### Task statement:
Reproduce the listing below character for character; drop every image.

(Entries taken from a collection)
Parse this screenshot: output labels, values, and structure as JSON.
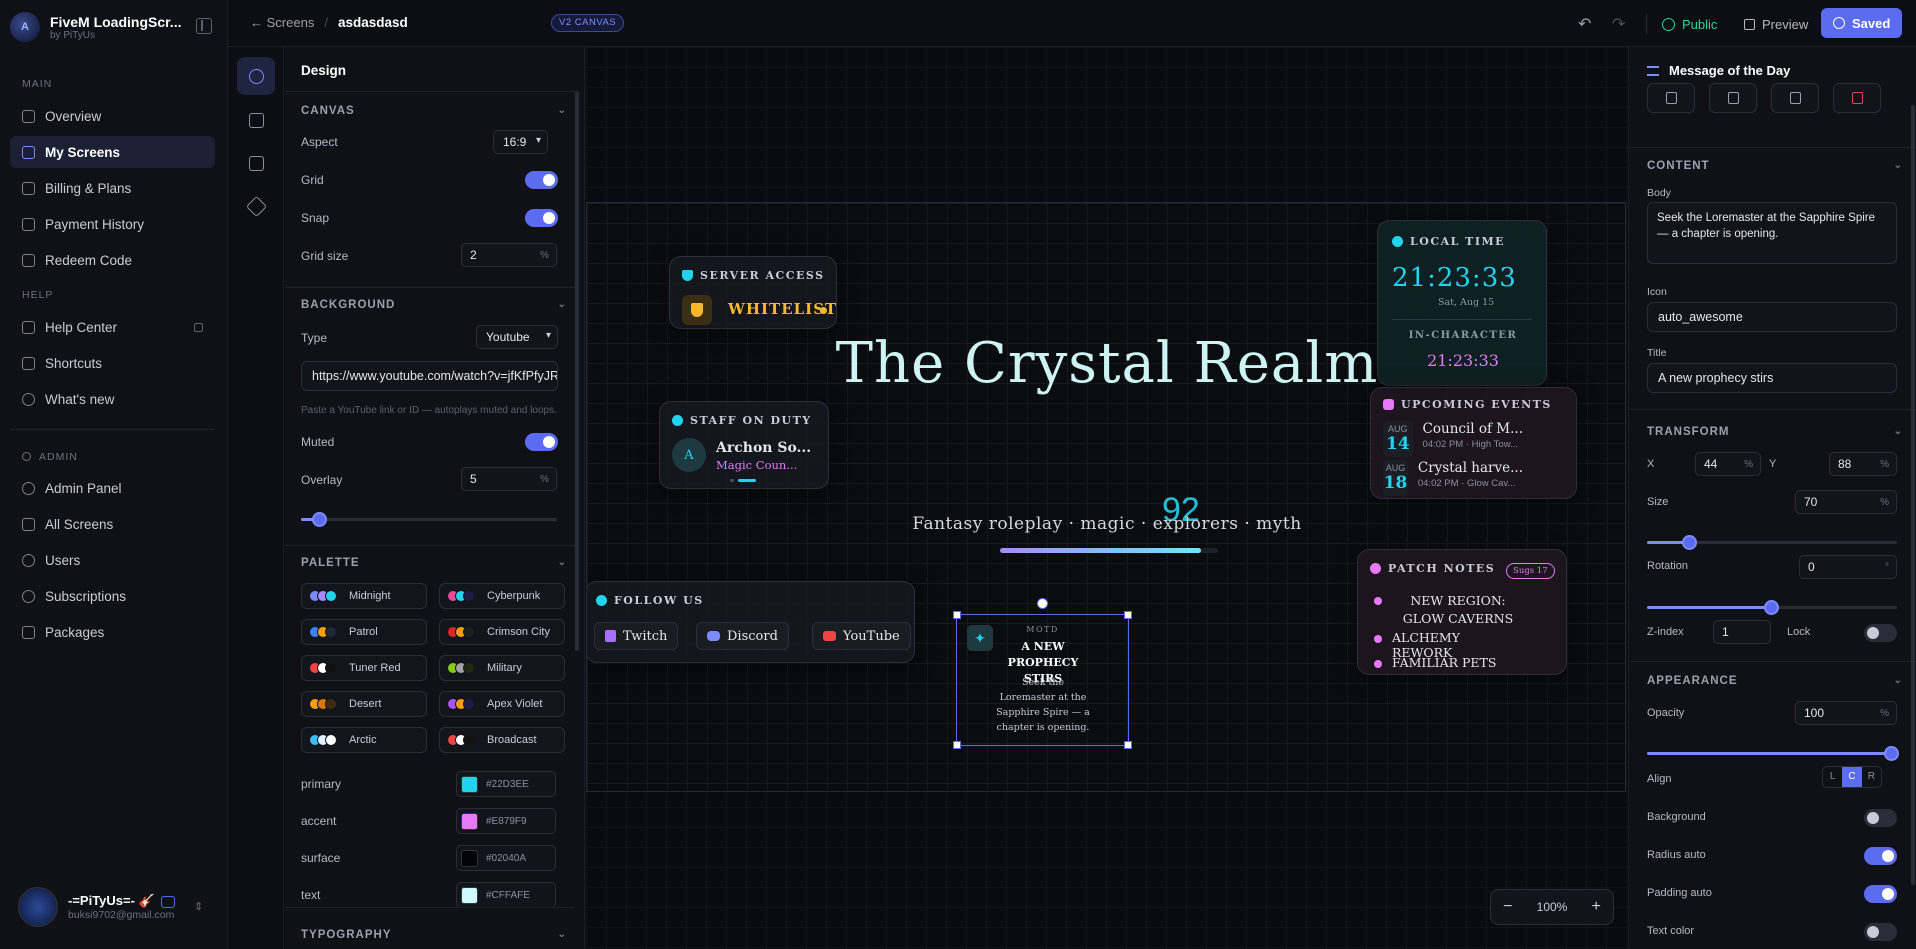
{
  "app": {
    "title": "FiveM LoadingScr...",
    "subtitle": "by PiTyUs"
  },
  "nav": {
    "main_label": "MAIN",
    "main": [
      "Overview",
      "My Screens",
      "Billing & Plans",
      "Payment History",
      "Redeem Code"
    ],
    "help_label": "HELP",
    "help": [
      "Help Center",
      "Shortcuts",
      "What's new"
    ],
    "admin_label": "ADMIN",
    "admin": [
      "Admin Panel",
      "All Screens",
      "Users",
      "Subscriptions",
      "Packages"
    ],
    "active": "My Screens"
  },
  "user": {
    "name": "-=PiTyUs=- 🎸",
    "email": "buksi9702@gmail.com"
  },
  "topbar": {
    "back_label": "Screens",
    "screen_name": "asdasdasd",
    "badge": "V2 CANVAS",
    "public_label": "Public",
    "preview_label": "Preview",
    "saved_label": "Saved"
  },
  "design": {
    "title": "Design",
    "canvas": {
      "heading": "CANVAS",
      "aspect_label": "Aspect",
      "aspect_value": "16:9",
      "grid_label": "Grid",
      "grid_on": true,
      "snap_label": "Snap",
      "snap_on": true,
      "gridsize_label": "Grid size",
      "gridsize_value": "2",
      "gridsize_unit": "%"
    },
    "background": {
      "heading": "BACKGROUND",
      "type_label": "Type",
      "type_value": "Youtube",
      "url_value": "https://www.youtube.com/watch?v=jfKfPfyJRdk",
      "hint": "Paste a YouTube link or ID — autoplays muted and loops.",
      "muted_label": "Muted",
      "muted_on": true,
      "overlay_label": "Overlay",
      "overlay_value": "5",
      "overlay_unit": "%",
      "overlay_level": 0.05
    },
    "palette": {
      "heading": "PALETTE",
      "items": [
        {
          "name": "Midnight",
          "colors": [
            "#7c8cff",
            "#a78bfa",
            "#22d3ee"
          ]
        },
        {
          "name": "Cyberpunk",
          "colors": [
            "#ec4899",
            "#22d3ee",
            "#1e1b4b"
          ]
        },
        {
          "name": "Patrol",
          "colors": [
            "#3b82f6",
            "#f59e0b",
            "#1f2937"
          ]
        },
        {
          "name": "Crimson City",
          "colors": [
            "#dc2626",
            "#f59e0b",
            "#1f1f1f"
          ]
        },
        {
          "name": "Tuner Red",
          "colors": [
            "#ef4444",
            "#ffffff",
            "#111111"
          ]
        },
        {
          "name": "Military",
          "colors": [
            "#84cc16",
            "#a3a3a3",
            "#1f2a14"
          ]
        },
        {
          "name": "Desert",
          "colors": [
            "#f59e0b",
            "#d97706",
            "#3f2a14"
          ]
        },
        {
          "name": "Apex Violet",
          "colors": [
            "#a855f7",
            "#f59e0b",
            "#1e1b4b"
          ]
        },
        {
          "name": "Arctic",
          "colors": [
            "#38bdf8",
            "#e0f2fe",
            "#ffffff"
          ]
        },
        {
          "name": "Broadcast",
          "colors": [
            "#ef4444",
            "#ffffff",
            "#111111"
          ]
        }
      ],
      "colors": [
        {
          "label": "primary",
          "value": "#22D3EE"
        },
        {
          "label": "accent",
          "value": "#E879F9"
        },
        {
          "label": "surface",
          "value": "#02040A"
        },
        {
          "label": "text",
          "value": "#CFFAFE"
        }
      ]
    },
    "typography_heading": "TYPOGRAPHY"
  },
  "canvas": {
    "title": "The Crystal Realm",
    "tagline": "Fantasy roleplay · magic · explorers · myth",
    "counter": "92",
    "loading_progress": 0.92,
    "server_access": {
      "heading": "SERVER ACCESS",
      "value": "WHITELIST"
    },
    "local_time": {
      "heading": "LOCAL TIME",
      "time": "21:23:33",
      "date": "Sat, Aug 15",
      "ic_label": "IN-CHARACTER",
      "ic_time": "21:23:33"
    },
    "staff": {
      "heading": "STAFF ON DUTY",
      "initial": "A",
      "name": "Archon So...",
      "role": "Magic Coun..."
    },
    "events": {
      "heading": "UPCOMING EVENTS",
      "items": [
        {
          "month": "AUG",
          "day": "14",
          "title": "Council of M...",
          "meta": "04:02 PM · High Tow..."
        },
        {
          "month": "AUG",
          "day": "18",
          "title": "Crystal harve...",
          "meta": "04:02 PM · Glow Cav..."
        }
      ]
    },
    "follow": {
      "heading": "FOLLOW US",
      "links": [
        "Twitch",
        "Discord",
        "YouTube"
      ]
    },
    "motd": {
      "kicker": "MOTD",
      "title": "A new prophecy stirs",
      "body": "Seek the Loremaster at the Sapphire Spire — a chapter is opening."
    },
    "patch": {
      "heading": "PATCH NOTES",
      "badge": "Sugs 17",
      "items": [
        "New region: Glow Caverns",
        "Alchemy rework",
        "Familiar pets"
      ]
    },
    "zoom": "100%"
  },
  "inspector": {
    "title": "Message of the Day",
    "content_heading": "CONTENT",
    "body_label": "Body",
    "body_value": "Seek the Loremaster at the Sapphire Spire — a chapter is opening.",
    "icon_label": "Icon",
    "icon_value": "auto_awesome",
    "title_label": "Title",
    "title_value": "A new prophecy stirs",
    "transform_heading": "TRANSFORM",
    "x_label": "X",
    "x_value": "44",
    "y_label": "Y",
    "y_value": "88",
    "size_label": "Size",
    "size_value": "70",
    "rotation_label": "Rotation",
    "rotation_value": "0",
    "zindex_label": "Z-index",
    "zindex_value": "1",
    "lock_label": "Lock",
    "appearance_heading": "APPEARANCE",
    "opacity_label": "Opacity",
    "opacity_value": "100",
    "align_label": "Align",
    "align_options": [
      "L",
      "C",
      "R"
    ],
    "background_label": "Background",
    "radius_label": "Radius auto",
    "padding_label": "Padding auto",
    "textcolor_label": "Text color",
    "unit_pct": "%",
    "unit_deg": "°"
  }
}
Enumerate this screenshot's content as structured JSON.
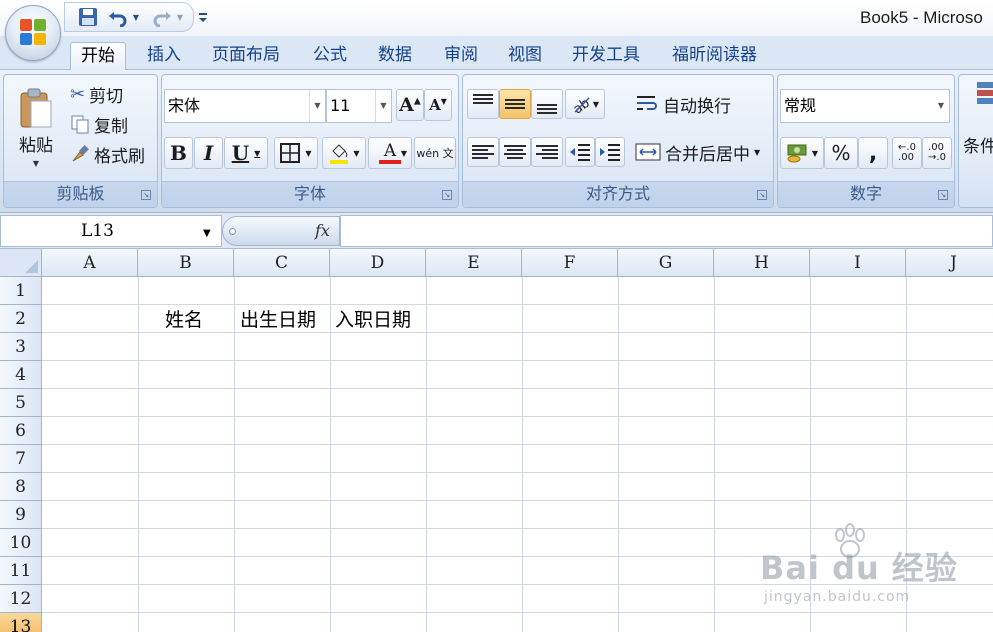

### Answer below:
Parse this screenshot: output labels, values, and structure as JSON.
{
  "app": {
    "title": "FiveM LoadingScr...",
    "subtitle": "by PiTyUs"
  },
  "nav": {
    "main_label": "MAIN",
    "main": [
      "Overview",
      "My Screens",
      "Billing & Plans",
      "Payment History",
      "Redeem Code"
    ],
    "help_label": "HELP",
    "help": [
      "Help Center",
      "Shortcuts",
      "What's new"
    ],
    "admin_label": "ADMIN",
    "admin": [
      "Admin Panel",
      "All Screens",
      "Users",
      "Subscriptions",
      "Packages"
    ],
    "active": "My Screens"
  },
  "user": {
    "name": "-=PiTyUs=- 🎸",
    "email": "buksi9702@gmail.com"
  },
  "topbar": {
    "back_label": "Screens",
    "screen_name": "asdasdasd",
    "badge": "V2 CANVAS",
    "public_label": "Public",
    "preview_label": "Preview",
    "saved_label": "Saved"
  },
  "design": {
    "title": "Design",
    "canvas": {
      "heading": "CANVAS",
      "aspect_label": "Aspect",
      "aspect_value": "16:9",
      "grid_label": "Grid",
      "grid_on": true,
      "snap_label": "Snap",
      "snap_on": true,
      "gridsize_label": "Grid size",
      "gridsize_value": "2",
      "gridsize_unit": "%"
    },
    "background": {
      "heading": "BACKGROUND",
      "type_label": "Type",
      "type_value": "Youtube",
      "url_value": "https://www.youtube.com/watch?v=jfKfPfyJRdk",
      "hint": "Paste a YouTube link or ID — autoplays muted and loops.",
      "muted_label": "Muted",
      "muted_on": true,
      "overlay_label": "Overlay",
      "overlay_value": "5",
      "overlay_unit": "%",
      "overlay_level": 0.05
    },
    "palette": {
      "heading": "PALETTE",
      "items": [
        {
          "name": "Midnight",
          "colors": [
            "#7c8cff",
            "#a78bfa",
            "#22d3ee"
          ]
        },
        {
          "name": "Cyberpunk",
          "colors": [
            "#ec4899",
            "#22d3ee",
            "#1e1b4b"
          ]
        },
        {
          "name": "Patrol",
          "colors": [
            "#3b82f6",
            "#f59e0b",
            "#1f2937"
          ]
        },
        {
          "name": "Crimson City",
          "colors": [
            "#dc2626",
            "#f59e0b",
            "#1f1f1f"
          ]
        },
        {
          "name": "Tuner Red",
          "colors": [
            "#ef4444",
            "#ffffff",
            "#111111"
          ]
        },
        {
          "name": "Military",
          "colors": [
            "#84cc16",
            "#a3a3a3",
            "#1f2a14"
          ]
        },
        {
          "name": "Desert",
          "colors": [
            "#f59e0b",
            "#d97706",
            "#3f2a14"
          ]
        },
        {
          "name": "Apex Violet",
          "colors": [
            "#a855f7",
            "#f59e0b",
            "#1e1b4b"
          ]
        },
        {
          "name": "Arctic",
          "colors": [
            "#38bdf8",
            "#e0f2fe",
            "#ffffff"
          ]
        },
        {
          "name": "Broadcast",
          "colors": [
            "#ef4444",
            "#ffffff",
            "#111111"
          ]
        }
      ],
      "colors": [
        {
          "label": "primary",
          "value": "#22D3EE"
        },
        {
          "label": "accent",
          "value": "#E879F9"
        },
        {
          "label": "surface",
          "value": "#02040A"
        },
        {
          "label": "text",
          "value": "#CFFAFE"
        }
      ]
    },
    "typography_heading": "TYPOGRAPHY"
  },
  "canvas": {
    "title": "The Crystal Realm",
    "tagline": "Fantasy roleplay · magic · explorers · myth",
    "counter": "92",
    "loading_progress": 0.92,
    "server_access": {
      "heading": "SERVER ACCESS",
      "value": "WHITELIST"
    },
    "local_time": {
      "heading": "LOCAL TIME",
      "time": "21:23:33",
      "date": "Sat, Aug 15",
      "ic_label": "IN-CHARACTER",
      "ic_time": "21:23:33"
    },
    "staff": {
      "heading": "STAFF ON DUTY",
      "initial": "A",
      "name": "Archon So...",
      "role": "Magic Coun..."
    },
    "events": {
      "heading": "UPCOMING EVENTS",
      "items": [
        {
          "month": "AUG",
          "day": "14",
          "title": "Council of M...",
          "meta": "04:02 PM · High Tow..."
        },
        {
          "month": "AUG",
          "day": "18",
          "title": "Crystal harve...",
          "meta": "04:02 PM · Glow Cav..."
        }
      ]
    },
    "follow": {
      "heading": "FOLLOW US",
      "links": [
        "Twitch",
        "Discord",
        "YouTube"
      ]
    },
    "motd": {
      "kicker": "MOTD",
      "title": "A new prophecy stirs",
      "body": "Seek the Loremaster at the Sapphire Spire — a chapter is opening."
    },
    "patch": {
      "heading": "PATCH NOTES",
      "badge": "Sugs 17",
      "items": [
        "New region: Glow Caverns",
        "Alchemy rework",
        "Familiar pets"
      ]
    },
    "zoom": "100%"
  },
  "inspector": {
    "title": "Message of the Day",
    "content_heading": "CONTENT",
    "body_label": "Body",
    "body_value": "Seek the Loremaster at the Sapphire Spire — a chapter is opening.",
    "icon_label": "Icon",
    "icon_value": "auto_awesome",
    "title_label": "Title",
    "title_value": "A new prophecy stirs",
    "transform_heading": "TRANSFORM",
    "x_label": "X",
    "x_value": "44",
    "y_label": "Y",
    "y_value": "88",
    "size_label": "Size",
    "size_value": "70",
    "rotation_label": "Rotation",
    "rotation_value": "0",
    "zindex_label": "Z-index",
    "zindex_value": "1",
    "lock_label": "Lock",
    "appearance_heading": "APPEARANCE",
    "opacity_label": "Opacity",
    "opacity_value": "100",
    "align_label": "Align",
    "align_options": [
      "L",
      "C",
      "R"
    ],
    "background_label": "Background",
    "radius_label": "Radius auto",
    "padding_label": "Padding auto",
    "textcolor_label": "Text color",
    "unit_pct": "%",
    "unit_deg": "°"
  }
}
Enumerate this screenshot's content as structured JSON.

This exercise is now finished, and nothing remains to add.